■ **Given passage**
____________

The qualification rule is simple, the first two in each heat and the next two fastest advance to the final. In a field this tight, the separation often comes down to a whisper at 30 meters and the discipline to hold form through the line, details that cannot be rehearsed on the day, only trusted.
Amusan’s poise amid a kit controversy
Beyond the lanes, Tobi Amusan addressed off-track matters, calling out the Athletics Federation of Nigeria over inferior kits for the World Championships. It is the kind of distraction no athlete wants in Tokyo, yet Amusan’s first run, a 12.53 heat win, served as a measured response where it matters most, on the clock and on the track.
Focus wins in the end, and Tokyo tends to reward athletes who can center themselves when the noise is loudest.
With the semifinals and final set for Tuesday, the task for Amusan is to keep the rhythm that defines her very best championships. Clean hurdle one, a settled mid-race, and the late quickening that has powered her to records and medals remain the non-negotiables she carries into closing night.

____________

■ **Material provided**
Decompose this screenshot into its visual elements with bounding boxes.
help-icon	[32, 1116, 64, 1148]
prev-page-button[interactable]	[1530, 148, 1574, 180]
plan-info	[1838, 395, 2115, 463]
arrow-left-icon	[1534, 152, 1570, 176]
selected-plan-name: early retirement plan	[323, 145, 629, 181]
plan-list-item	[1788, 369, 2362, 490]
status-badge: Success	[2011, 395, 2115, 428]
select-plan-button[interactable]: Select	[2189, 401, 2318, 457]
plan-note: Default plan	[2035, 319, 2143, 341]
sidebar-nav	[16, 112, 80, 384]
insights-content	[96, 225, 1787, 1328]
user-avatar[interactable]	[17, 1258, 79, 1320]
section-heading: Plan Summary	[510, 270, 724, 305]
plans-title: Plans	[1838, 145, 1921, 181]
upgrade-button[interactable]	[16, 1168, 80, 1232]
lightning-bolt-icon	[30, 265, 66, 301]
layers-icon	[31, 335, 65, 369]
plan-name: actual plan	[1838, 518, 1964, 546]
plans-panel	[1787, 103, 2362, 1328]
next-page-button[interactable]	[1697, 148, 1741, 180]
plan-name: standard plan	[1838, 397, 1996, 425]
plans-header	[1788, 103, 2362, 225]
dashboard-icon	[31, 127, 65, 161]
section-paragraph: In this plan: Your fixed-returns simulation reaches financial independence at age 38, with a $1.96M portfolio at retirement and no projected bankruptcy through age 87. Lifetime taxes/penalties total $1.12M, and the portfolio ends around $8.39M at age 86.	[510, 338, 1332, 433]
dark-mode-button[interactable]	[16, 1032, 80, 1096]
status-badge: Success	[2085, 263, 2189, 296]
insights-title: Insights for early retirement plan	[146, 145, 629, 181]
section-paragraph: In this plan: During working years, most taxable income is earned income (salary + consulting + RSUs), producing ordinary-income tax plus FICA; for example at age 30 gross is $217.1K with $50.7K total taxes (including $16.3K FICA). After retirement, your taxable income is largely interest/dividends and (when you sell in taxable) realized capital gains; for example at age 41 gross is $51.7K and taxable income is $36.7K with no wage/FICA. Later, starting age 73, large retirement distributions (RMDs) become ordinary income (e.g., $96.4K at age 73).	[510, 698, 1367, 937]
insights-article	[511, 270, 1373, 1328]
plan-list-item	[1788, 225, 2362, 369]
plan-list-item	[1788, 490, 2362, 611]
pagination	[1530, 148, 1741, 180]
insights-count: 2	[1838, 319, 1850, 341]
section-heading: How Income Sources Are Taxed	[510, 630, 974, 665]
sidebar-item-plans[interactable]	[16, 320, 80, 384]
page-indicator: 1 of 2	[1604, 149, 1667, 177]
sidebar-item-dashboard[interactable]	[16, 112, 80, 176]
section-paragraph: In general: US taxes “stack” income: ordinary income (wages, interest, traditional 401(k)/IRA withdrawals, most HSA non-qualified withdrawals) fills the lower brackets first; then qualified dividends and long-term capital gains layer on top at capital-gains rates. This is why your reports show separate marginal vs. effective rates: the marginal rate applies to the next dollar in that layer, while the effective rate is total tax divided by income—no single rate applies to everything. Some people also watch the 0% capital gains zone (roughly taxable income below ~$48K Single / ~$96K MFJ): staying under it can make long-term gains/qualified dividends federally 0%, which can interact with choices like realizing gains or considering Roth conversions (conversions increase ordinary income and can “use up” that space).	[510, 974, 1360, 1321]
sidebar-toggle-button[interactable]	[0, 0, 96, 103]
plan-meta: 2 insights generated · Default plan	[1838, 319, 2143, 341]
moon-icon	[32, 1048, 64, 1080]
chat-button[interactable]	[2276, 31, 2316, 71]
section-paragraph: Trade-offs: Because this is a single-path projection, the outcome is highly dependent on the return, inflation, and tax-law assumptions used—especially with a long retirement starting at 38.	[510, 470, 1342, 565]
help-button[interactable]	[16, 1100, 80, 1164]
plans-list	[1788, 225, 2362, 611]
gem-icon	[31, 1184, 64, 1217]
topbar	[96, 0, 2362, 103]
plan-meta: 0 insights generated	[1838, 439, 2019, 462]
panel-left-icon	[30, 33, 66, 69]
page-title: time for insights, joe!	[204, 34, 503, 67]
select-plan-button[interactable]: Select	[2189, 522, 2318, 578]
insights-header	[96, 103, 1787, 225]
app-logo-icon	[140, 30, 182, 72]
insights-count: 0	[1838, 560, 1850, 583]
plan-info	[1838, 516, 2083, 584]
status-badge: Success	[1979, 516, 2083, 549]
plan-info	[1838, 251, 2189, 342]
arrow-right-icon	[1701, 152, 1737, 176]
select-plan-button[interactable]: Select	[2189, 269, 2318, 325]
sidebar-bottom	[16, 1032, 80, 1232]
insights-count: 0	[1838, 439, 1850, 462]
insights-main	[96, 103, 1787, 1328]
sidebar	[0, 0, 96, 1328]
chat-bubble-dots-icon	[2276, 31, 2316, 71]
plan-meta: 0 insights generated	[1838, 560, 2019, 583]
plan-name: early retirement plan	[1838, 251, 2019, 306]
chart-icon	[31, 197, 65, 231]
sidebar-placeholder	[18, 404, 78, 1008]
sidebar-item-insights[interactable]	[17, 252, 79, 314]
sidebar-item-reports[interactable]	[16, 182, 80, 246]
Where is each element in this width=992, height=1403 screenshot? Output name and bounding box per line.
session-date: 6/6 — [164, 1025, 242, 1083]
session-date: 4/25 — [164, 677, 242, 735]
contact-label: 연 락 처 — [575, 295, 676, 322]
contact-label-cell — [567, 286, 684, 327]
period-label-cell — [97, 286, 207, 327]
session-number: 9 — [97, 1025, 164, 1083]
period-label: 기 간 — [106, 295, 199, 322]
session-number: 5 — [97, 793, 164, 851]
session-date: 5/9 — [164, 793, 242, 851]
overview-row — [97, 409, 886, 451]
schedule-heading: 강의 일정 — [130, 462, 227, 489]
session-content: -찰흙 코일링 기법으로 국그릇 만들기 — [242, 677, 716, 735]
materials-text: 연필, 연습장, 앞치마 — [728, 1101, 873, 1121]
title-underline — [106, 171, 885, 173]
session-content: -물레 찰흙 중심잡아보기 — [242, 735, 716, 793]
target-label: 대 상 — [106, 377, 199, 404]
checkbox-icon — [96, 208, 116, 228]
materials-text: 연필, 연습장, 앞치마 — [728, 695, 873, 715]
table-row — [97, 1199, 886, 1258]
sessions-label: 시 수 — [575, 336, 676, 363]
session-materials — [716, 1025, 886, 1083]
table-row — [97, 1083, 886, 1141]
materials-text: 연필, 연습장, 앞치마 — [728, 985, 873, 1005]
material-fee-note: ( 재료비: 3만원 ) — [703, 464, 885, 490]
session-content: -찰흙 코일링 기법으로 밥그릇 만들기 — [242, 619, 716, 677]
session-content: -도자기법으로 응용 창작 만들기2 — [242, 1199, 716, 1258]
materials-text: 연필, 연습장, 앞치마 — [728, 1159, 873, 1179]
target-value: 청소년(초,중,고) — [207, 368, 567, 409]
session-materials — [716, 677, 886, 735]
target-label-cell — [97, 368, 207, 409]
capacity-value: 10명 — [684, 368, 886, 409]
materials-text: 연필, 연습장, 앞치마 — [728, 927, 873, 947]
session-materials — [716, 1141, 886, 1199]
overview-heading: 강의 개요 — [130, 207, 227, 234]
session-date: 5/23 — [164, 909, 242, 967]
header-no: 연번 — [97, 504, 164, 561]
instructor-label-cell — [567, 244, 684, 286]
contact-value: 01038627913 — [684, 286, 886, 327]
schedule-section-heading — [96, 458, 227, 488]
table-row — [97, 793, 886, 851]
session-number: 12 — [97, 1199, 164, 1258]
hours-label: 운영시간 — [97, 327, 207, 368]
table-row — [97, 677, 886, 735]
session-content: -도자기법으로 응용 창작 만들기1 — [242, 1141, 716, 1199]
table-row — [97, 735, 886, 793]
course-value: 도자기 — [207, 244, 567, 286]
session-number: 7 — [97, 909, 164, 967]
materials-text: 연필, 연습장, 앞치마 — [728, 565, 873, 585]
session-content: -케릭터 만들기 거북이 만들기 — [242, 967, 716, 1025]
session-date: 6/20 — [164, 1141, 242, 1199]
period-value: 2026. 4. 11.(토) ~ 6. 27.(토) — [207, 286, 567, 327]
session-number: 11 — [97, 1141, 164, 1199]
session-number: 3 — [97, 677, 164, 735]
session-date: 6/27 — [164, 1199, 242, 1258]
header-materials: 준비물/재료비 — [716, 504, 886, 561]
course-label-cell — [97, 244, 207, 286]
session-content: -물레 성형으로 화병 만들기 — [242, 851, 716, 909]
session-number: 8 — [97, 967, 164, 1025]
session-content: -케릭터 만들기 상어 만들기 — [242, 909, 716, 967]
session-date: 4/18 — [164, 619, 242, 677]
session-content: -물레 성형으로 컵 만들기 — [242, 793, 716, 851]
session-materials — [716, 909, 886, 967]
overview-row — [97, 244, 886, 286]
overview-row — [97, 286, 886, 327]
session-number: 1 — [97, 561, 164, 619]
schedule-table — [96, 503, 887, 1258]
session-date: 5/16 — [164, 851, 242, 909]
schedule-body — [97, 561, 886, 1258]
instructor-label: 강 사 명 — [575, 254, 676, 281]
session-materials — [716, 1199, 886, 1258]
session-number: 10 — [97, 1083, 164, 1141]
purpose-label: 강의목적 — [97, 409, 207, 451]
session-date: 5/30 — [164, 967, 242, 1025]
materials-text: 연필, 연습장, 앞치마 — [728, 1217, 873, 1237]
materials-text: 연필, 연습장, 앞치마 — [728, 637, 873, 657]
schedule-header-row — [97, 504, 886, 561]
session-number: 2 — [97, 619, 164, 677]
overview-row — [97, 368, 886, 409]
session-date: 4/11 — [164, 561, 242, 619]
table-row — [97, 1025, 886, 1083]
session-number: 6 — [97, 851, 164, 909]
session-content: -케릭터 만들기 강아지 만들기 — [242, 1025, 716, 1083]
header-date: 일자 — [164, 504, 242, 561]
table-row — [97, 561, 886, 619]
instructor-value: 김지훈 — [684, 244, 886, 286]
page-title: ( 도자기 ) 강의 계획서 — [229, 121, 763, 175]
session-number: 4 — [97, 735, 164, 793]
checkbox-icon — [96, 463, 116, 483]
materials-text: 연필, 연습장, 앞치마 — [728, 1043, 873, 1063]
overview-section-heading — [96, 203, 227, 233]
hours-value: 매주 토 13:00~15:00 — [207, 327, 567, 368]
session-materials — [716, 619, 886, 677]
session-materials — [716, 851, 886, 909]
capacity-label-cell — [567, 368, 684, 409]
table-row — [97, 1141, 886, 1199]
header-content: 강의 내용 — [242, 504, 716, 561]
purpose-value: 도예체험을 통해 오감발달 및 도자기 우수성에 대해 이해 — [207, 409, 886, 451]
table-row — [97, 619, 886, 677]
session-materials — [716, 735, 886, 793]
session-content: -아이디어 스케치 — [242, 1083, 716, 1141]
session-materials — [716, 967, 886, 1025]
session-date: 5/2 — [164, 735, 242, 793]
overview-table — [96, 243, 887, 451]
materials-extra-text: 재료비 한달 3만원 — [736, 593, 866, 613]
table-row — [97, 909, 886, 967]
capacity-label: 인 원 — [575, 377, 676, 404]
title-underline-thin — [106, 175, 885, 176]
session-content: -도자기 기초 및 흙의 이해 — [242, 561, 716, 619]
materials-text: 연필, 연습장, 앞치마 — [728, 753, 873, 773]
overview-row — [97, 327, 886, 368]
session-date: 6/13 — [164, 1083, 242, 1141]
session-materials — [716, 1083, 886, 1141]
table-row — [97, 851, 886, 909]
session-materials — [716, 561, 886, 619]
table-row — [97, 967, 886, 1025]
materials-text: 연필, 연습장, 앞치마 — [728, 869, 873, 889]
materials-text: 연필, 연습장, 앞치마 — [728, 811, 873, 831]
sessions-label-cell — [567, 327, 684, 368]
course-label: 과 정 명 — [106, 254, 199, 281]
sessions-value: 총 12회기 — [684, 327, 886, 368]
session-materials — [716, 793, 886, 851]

____________

■ **Required actions**
A. Restate word for word the part of the passage on Tobi Amusan's 100m hurdles campaign in Tokyo, starting with "The qualification rule" and going on through "on the track.".
B. Take the passage on Tobi Amusan's 100m hurdles campaign in Tokyo further, beginning right after its last sentence.

■ **Answers to the exercises**
A.
The qualification rule is simple, the first two in each heat and the next two fastest advance to the final. In a field this tight, the separation often comes down to a whisper at 30 meters and the discipline to hold form through the line, details that cannot be rehearsed on the day, only trusted.
Amusan’s poise amid a kit controversy
Beyond the lanes, Tobi Amusan addressed off-track matters, calling out the Athletics Federation of Nigeria over inferior kits for the World Championships. It is the kind of distraction no athlete wants in Tokyo, yet Amusan’s first run, a 12.53 heat win, served as a measured response where it matters most, on the clock and on the track.

B.
Why Enekwechi’s fifth place still resonates
Fifth may not be a medal, but in a discipline where cumulative progress is rare and precious, Enekwechi’s 21.52m validates his status inside the global top five. Mirroring his Olympic finish in Paris adds a layer of credibility, proving that his presence in big finals is not the exception, it is the standard.
For Team Nigeria, it also sends a message to younger throwers watching from home. The pathway is possible with the right build-up and the courage to summon a big one late. Championships favor the athlete who fights every round, and Enekwechi keeps modeling that ethos.
What the early exits mean for the wider team
Ese Brume’s and Prestina Ochonogor’s long jump outcomes, along with Rosemary Chukwuma’s early exit and the discus setbacks, highlight how ruthless qualifying can be. In the World Championships environment, a single misstep carries a cost, but it also tends to sharpen technical detail and mental approach for the next opportunity.
Veterans and newcomers alike will know that day one is not the final word on a team’s campaign. Momentum can flip within a session. With sprint semifinals ahead and hurdles into medal territory, Nigeria’s chances still breathe with purpose in Tokyo, a championship known to reward those who stay present to the moment.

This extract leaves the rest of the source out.